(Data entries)
·····

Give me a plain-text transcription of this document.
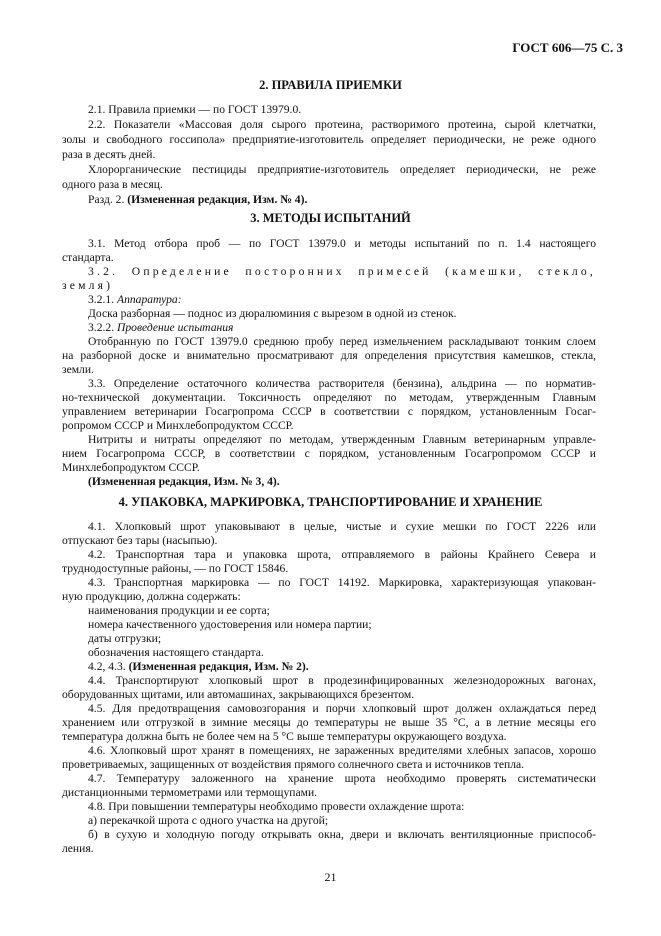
ГОСТ 606—75 С. 3
2. ПРАВИЛА ПРИЕМКИ
2.1. Правила приемки — по ГОСТ 13979.0.
2.2. Показатели «Массовая доля сырого протеина, растворимого протеина, сырой клетчатки,
золы и свободного госсипола» предприятие-изготовитель определяет периодически, не реже одного
раза в десять дней.
Хлорорганические пестициды предприятие-изготовитель определяет периодически, не реже
одного раза в месяц.
Разд. 2. (Измененная редакция, Изм. № 4).
3. МЕТОДЫ ИСПЫТАНИЙ
3.1. Метод отбора проб — по ГОСТ 13979.0 и методы испытаний по п. 1.4 настоящего
стандарта.
3.2. Определение посторонних примесей (камешки, стекло,
земля)
3.2.1. Аппаратура:
Доска разборная — поднос из дюралюминия с вырезом в одной из стенок.
3.2.2. Проведение испытания
Отобранную по ГОСТ 13979.0 среднюю пробу перед измельчением раскладывают тонким слоем
на разборной доске и внимательно просматривают для определения присутствия камешков, стекла,
земли.
3.3. Определение остаточного количества растворителя (бензина), альдрина — по норматив-
но-технической документации. Токсичность определяют по методам, утвержденным Главным
управлением ветеринарии Госагропрома СССР в соответствии с порядком, установленным Госаг-
ропромом СССР и Минхлебопродуктом СССР.
Нитриты и нитраты определяют по методам, утвержденным Главным ветеринарным управле-
нием Госагропрома СССР, в соответствии с порядком, установленным Госагропромом СССР и
Минхлебопродуктом СССР.
(Измененная редакция, Изм. № 3, 4).
4. УПАКОВКА, МАРКИРОВКА, ТРАНСПОРТИРОВАНИЕ И ХРАНЕНИЕ
4.1. Хлопковый шрот упаковывают в целые, чистые и сухие мешки по ГОСТ 2226 или
отпускают без тары (насыпью).
4.2. Транспортная тара и упаковка шрота, отправляемого в районы Крайнего Севера и
труднодоступные районы, — по ГОСТ 15846.
4.3. Транспортная маркировка — по ГОСТ 14192. Маркировка, характеризующая упакован-
ную продукцию, должна содержать:
наименования продукции и ее сорта;
номера качественного удостоверения или номера партии;
даты отгрузки;
обозначения настоящего стандарта.
4.2, 4.3. (Измененная редакция, Изм. № 2).
4.4. Транспортируют хлопковый шрот в продезинфицированных железнодорожных вагонах,
оборудованных щитами, или автомашинах, закрывающихся брезентом.
4.5. Для предотвращения самовозгорания и порчи хлопковый шрот должен охлаждаться перед
хранением или отгрузкой в зимние месяцы до температуры не выше 35 °С, а в летние месяцы его
температура должна быть не более чем на 5 °С выше температуры окружающего воздуха.
4.6. Хлопковый шрот хранят в помещениях, не зараженных вредителями хлебных запасов, хорошо
проветриваемых, защищенных от воздействия прямого солнечного света и источников тепла.
4.7. Температуру заложенного на хранение шрота необходимо проверять систематически
дистанционными термометрами или термощупами.
4.8. При повышении температуры необходимо провести охлаждение шрота:
а) перекачкой шрота с одного участка на другой;
б) в сухую и холодную погоду открывать окна, двери и включать вентиляционные приспособ-
ления.
21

·····

Which lines hold the word "Минхлебопродуктом"? Copy each of them from the records.

Task answer:
ропромом СССР и Минхлебопродуктом СССР.
Минхлебопродуктом СССР.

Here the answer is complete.